=== What is required ===
Pictures aside, write out every record exactly as it appears.

=== Provided material ===
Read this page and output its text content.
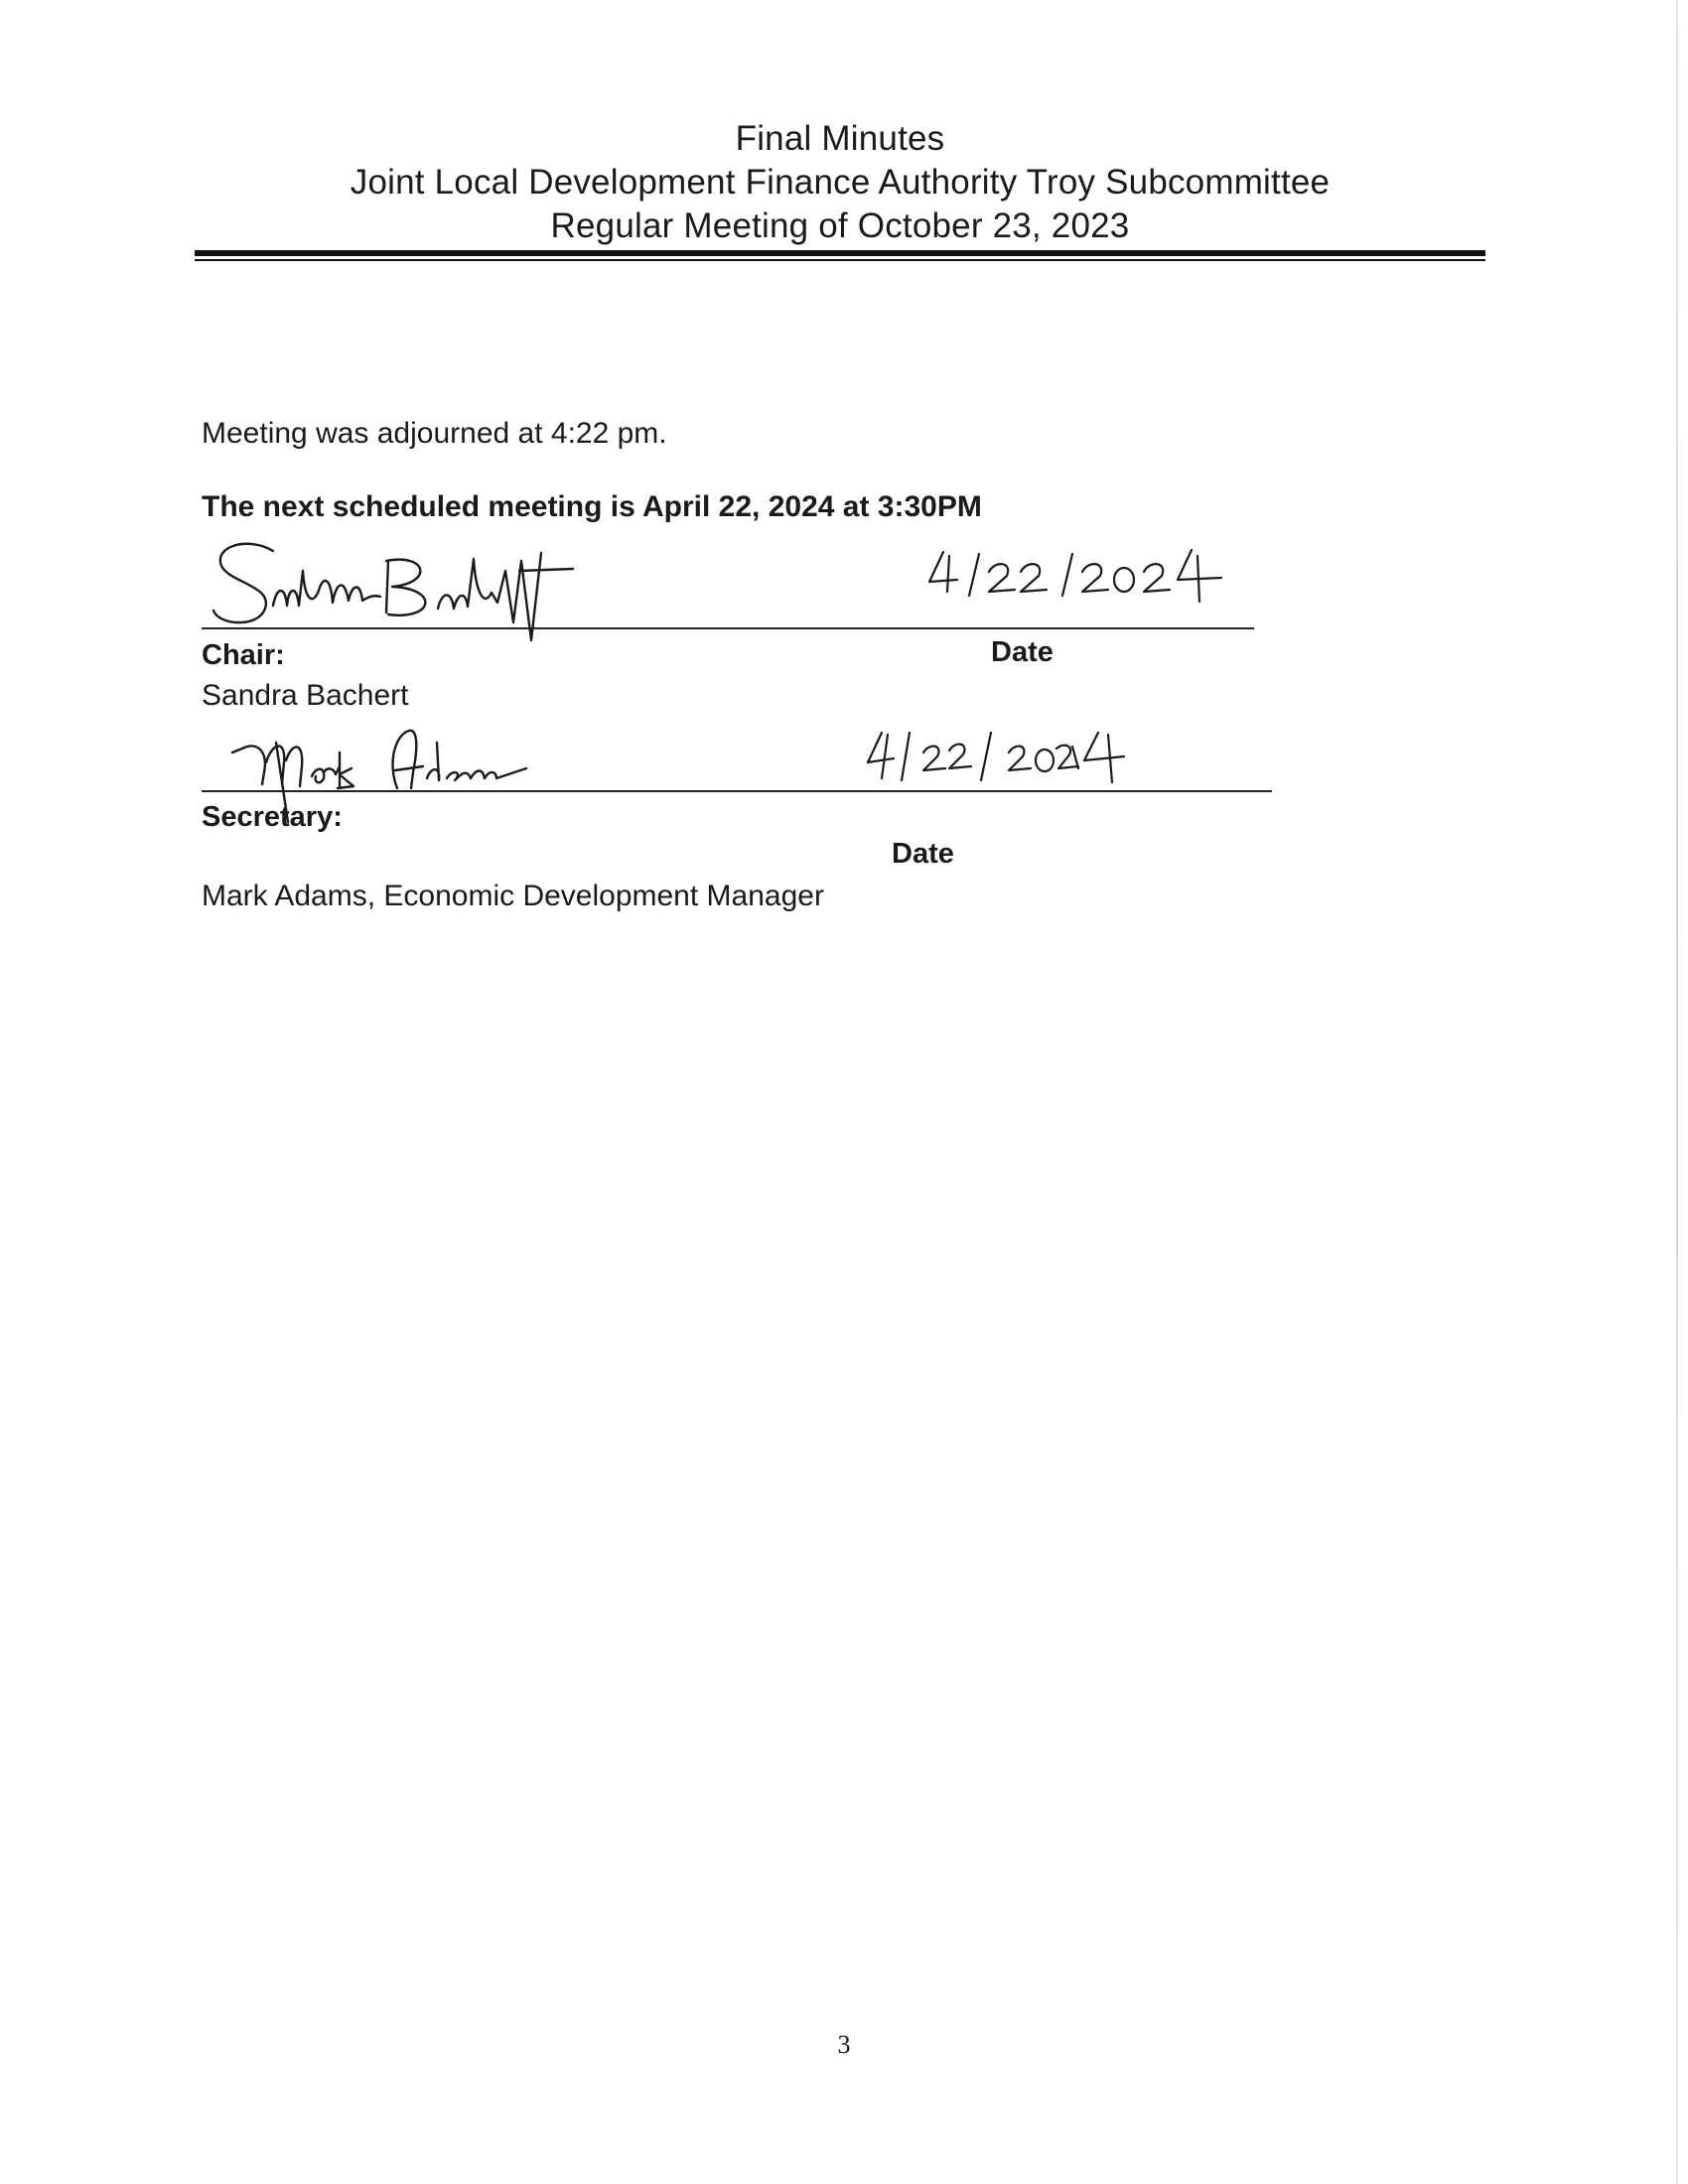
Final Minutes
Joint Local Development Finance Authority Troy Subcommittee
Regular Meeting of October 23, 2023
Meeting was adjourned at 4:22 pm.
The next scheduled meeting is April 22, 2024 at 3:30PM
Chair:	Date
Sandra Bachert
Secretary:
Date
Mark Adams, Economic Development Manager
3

=== Result of this task ===
Read this page and output its text content.
Final Minutes
Joint Local Development Finance Authority Troy Subcommittee
Regular Meeting of October 23, 2023
Meeting was adjourned at 4:22 pm.
The next scheduled meeting is April 22, 2024 at 3:30PM
Chair:	Date
Sandra Bachert
Secretary:
Date
Mark Adams, Economic Development Manager
3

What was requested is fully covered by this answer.